→ **Short task**
Collect each line of the records containing the string "Length".

→ **Dataset entries**
-.-.-

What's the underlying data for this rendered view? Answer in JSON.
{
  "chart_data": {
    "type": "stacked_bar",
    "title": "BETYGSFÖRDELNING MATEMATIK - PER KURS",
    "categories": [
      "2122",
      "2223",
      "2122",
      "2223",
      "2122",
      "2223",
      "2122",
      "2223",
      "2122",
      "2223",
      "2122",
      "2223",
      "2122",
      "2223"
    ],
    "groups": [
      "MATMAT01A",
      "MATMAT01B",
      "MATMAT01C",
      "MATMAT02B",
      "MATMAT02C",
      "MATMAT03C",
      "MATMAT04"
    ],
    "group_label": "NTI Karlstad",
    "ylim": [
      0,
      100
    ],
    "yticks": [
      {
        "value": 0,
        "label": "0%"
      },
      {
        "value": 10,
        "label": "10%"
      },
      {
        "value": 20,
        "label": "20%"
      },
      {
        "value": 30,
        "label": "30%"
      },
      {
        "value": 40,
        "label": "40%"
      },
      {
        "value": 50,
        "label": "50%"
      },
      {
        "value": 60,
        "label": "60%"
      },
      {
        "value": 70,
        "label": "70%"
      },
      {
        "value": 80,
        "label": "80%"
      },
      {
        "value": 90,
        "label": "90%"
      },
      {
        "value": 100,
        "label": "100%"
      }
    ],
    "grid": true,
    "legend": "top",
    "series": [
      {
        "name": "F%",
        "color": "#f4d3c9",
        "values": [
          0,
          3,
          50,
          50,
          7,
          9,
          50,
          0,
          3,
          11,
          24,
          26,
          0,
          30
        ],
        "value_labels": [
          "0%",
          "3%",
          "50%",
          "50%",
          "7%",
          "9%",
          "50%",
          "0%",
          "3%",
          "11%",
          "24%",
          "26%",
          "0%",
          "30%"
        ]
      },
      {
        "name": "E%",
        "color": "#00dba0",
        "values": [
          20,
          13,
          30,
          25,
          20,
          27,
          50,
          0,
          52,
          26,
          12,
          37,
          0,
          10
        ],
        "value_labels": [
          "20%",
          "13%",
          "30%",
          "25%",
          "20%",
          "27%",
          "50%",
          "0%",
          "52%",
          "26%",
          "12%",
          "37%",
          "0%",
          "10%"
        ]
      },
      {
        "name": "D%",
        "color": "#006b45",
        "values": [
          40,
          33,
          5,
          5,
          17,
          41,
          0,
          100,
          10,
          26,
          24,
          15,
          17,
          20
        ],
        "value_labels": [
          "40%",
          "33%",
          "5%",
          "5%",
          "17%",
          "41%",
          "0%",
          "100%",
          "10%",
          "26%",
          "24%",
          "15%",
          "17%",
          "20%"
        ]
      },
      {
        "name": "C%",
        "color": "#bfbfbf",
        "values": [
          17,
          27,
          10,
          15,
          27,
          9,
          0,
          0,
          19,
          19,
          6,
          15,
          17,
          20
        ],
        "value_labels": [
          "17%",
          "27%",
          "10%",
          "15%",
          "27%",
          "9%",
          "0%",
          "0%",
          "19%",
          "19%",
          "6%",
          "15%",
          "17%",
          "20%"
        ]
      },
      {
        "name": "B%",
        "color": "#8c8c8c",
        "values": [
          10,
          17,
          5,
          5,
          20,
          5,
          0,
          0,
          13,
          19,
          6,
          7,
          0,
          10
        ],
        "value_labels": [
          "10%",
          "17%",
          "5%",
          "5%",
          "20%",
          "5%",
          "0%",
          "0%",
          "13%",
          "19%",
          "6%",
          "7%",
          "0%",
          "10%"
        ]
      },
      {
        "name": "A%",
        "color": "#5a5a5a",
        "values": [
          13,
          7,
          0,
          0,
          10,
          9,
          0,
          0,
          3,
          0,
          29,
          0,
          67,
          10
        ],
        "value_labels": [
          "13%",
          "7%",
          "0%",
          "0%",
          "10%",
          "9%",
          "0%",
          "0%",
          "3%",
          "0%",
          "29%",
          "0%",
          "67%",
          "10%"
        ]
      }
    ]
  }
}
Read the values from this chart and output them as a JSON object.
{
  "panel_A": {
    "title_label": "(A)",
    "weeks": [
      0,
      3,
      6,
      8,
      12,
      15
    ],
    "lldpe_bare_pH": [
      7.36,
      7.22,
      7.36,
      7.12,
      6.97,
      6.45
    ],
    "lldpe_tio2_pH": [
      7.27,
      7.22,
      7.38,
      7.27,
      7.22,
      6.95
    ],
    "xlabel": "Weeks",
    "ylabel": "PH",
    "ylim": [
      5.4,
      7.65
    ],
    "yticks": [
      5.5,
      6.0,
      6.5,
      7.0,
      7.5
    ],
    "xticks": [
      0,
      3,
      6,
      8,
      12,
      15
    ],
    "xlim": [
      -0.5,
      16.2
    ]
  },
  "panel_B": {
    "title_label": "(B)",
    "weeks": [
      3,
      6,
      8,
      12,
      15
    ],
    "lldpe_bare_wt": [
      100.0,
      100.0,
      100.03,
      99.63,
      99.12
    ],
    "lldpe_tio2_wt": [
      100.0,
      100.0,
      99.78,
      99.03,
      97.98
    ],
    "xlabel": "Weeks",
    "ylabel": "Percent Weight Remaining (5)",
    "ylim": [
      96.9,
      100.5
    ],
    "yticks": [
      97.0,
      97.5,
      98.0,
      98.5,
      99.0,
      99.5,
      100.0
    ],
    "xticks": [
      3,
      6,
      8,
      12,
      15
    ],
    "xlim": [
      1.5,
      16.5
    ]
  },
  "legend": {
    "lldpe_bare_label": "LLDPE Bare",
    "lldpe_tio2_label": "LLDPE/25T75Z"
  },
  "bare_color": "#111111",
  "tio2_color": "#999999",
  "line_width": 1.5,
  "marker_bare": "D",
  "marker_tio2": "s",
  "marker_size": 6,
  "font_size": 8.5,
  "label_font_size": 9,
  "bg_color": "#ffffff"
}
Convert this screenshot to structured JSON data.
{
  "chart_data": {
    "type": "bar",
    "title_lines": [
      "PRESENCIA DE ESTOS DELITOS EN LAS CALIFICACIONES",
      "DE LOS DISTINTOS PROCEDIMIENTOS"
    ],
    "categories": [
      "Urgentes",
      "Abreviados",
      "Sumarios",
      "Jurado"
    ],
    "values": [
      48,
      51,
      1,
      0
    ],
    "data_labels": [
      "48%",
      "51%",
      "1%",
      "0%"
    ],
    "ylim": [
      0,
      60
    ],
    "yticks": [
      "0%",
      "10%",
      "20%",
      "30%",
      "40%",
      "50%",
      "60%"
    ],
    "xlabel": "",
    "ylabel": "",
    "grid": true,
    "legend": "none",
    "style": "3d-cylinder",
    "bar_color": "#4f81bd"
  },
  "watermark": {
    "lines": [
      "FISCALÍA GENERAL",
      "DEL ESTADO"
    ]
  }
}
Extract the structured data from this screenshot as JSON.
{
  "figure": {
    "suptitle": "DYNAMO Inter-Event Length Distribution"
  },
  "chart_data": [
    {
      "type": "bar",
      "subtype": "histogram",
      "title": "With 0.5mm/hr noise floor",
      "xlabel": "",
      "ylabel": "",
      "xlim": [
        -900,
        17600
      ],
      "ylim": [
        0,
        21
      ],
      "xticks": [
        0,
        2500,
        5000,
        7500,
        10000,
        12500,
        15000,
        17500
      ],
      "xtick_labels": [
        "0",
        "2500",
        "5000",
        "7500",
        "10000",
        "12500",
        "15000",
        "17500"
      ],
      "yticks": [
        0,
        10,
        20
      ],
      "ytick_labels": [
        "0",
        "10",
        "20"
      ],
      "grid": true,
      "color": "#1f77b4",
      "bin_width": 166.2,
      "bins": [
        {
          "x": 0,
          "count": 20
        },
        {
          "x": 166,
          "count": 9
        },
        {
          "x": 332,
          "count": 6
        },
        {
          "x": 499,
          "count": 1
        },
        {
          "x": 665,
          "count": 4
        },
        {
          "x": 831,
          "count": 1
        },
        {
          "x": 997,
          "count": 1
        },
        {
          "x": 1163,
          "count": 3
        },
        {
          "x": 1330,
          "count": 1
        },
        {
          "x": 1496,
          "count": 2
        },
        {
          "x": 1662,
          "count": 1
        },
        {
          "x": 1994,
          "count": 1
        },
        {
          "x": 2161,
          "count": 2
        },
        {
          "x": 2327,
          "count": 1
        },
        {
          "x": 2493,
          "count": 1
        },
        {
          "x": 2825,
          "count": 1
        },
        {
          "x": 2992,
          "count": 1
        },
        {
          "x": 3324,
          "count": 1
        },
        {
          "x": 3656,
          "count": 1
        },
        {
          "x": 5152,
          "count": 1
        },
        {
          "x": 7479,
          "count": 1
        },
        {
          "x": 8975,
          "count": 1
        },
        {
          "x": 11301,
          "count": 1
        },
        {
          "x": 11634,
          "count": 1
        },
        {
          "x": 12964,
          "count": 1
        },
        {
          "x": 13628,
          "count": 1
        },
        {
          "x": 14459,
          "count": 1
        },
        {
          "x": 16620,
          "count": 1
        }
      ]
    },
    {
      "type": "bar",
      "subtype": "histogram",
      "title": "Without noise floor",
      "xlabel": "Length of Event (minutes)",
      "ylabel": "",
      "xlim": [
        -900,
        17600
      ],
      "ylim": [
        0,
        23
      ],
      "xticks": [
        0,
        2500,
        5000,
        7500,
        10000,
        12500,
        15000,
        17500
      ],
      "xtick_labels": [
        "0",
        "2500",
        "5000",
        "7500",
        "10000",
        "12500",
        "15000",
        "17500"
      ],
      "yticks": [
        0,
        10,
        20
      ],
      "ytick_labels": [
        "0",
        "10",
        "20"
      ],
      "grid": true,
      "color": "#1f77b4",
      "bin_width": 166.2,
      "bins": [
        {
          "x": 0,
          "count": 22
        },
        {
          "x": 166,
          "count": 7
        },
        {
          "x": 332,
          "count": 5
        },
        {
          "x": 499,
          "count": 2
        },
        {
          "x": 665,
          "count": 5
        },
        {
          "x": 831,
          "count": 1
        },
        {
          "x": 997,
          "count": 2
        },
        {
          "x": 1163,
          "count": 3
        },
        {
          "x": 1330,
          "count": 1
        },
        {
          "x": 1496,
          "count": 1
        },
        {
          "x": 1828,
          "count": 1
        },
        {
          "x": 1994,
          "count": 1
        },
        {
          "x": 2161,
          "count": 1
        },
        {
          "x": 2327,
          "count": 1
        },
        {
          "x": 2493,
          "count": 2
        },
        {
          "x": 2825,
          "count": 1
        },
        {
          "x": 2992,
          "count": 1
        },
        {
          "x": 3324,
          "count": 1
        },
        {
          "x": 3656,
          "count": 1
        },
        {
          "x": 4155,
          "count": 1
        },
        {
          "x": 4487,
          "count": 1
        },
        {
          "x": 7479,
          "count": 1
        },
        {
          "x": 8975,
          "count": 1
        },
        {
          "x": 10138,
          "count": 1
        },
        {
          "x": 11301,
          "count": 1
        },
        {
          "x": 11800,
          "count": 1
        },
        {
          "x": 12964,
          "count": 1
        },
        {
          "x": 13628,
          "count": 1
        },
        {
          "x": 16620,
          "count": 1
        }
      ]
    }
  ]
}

-.-.-

→ **Expected answer**
    "suptitle": "DYNAMO Inter-Event Length Distribution"
      "xlabel": "Length of Event (minutes)",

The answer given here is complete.